CHALLENGE: Scan the records below for lines with the word "Output", then state how many you find and nothing else.

(Collection entries)
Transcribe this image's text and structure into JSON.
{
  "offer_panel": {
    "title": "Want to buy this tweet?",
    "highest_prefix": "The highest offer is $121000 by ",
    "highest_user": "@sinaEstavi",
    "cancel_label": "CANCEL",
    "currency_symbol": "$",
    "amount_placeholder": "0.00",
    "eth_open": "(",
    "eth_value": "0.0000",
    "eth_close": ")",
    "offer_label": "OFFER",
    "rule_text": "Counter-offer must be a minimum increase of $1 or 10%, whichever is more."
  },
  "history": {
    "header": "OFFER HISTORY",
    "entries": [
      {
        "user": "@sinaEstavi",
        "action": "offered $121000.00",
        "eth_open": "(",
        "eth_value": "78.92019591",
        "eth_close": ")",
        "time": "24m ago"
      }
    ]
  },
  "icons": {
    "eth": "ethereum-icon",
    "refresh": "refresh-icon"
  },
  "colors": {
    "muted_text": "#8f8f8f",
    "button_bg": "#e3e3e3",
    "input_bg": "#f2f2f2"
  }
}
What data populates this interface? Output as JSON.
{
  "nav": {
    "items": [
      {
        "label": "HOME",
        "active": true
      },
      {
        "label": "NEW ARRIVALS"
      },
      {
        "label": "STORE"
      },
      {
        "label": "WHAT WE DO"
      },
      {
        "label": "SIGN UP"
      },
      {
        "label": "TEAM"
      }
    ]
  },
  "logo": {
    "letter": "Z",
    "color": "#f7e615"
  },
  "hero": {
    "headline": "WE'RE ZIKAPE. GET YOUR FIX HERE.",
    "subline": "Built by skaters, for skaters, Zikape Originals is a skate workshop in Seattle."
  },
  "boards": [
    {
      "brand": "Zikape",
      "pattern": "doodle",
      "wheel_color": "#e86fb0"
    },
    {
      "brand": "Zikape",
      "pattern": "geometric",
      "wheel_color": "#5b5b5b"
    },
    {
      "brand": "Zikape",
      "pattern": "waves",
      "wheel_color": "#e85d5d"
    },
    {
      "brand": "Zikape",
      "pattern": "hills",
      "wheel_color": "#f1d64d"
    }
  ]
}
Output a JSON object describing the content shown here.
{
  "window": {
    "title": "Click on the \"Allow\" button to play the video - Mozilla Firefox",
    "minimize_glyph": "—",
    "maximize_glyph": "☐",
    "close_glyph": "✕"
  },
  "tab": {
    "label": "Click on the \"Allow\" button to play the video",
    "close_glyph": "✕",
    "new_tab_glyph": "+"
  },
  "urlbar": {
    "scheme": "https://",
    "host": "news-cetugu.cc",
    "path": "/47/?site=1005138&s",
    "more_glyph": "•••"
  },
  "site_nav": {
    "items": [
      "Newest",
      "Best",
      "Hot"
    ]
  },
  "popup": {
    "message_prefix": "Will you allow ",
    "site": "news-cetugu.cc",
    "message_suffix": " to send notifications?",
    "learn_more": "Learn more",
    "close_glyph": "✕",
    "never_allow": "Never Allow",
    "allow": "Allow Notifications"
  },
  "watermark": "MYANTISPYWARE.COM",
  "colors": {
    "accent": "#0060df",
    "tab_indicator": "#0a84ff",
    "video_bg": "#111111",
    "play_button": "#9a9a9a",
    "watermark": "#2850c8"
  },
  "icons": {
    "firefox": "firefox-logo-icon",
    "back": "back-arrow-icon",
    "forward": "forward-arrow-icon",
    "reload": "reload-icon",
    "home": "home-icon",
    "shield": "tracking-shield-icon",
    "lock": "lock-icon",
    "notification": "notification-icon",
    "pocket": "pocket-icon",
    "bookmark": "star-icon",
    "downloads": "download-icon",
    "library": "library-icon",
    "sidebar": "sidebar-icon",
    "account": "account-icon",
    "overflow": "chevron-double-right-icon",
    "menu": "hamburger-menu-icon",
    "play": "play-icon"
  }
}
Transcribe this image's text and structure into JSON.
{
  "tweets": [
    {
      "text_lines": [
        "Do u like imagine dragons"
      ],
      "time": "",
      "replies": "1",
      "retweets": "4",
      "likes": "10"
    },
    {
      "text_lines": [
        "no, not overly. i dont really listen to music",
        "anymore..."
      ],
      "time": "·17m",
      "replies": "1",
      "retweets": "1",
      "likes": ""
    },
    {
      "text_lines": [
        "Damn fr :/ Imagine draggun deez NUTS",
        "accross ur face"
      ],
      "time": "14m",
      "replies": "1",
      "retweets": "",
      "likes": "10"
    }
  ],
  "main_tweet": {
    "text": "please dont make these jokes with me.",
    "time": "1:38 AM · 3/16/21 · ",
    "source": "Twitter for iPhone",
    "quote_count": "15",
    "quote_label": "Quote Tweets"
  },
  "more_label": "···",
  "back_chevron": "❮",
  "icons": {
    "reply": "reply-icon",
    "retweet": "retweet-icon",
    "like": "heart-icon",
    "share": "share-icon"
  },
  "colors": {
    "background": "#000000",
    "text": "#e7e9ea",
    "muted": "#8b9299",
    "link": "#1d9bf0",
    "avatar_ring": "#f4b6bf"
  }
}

TASK RESULT: 2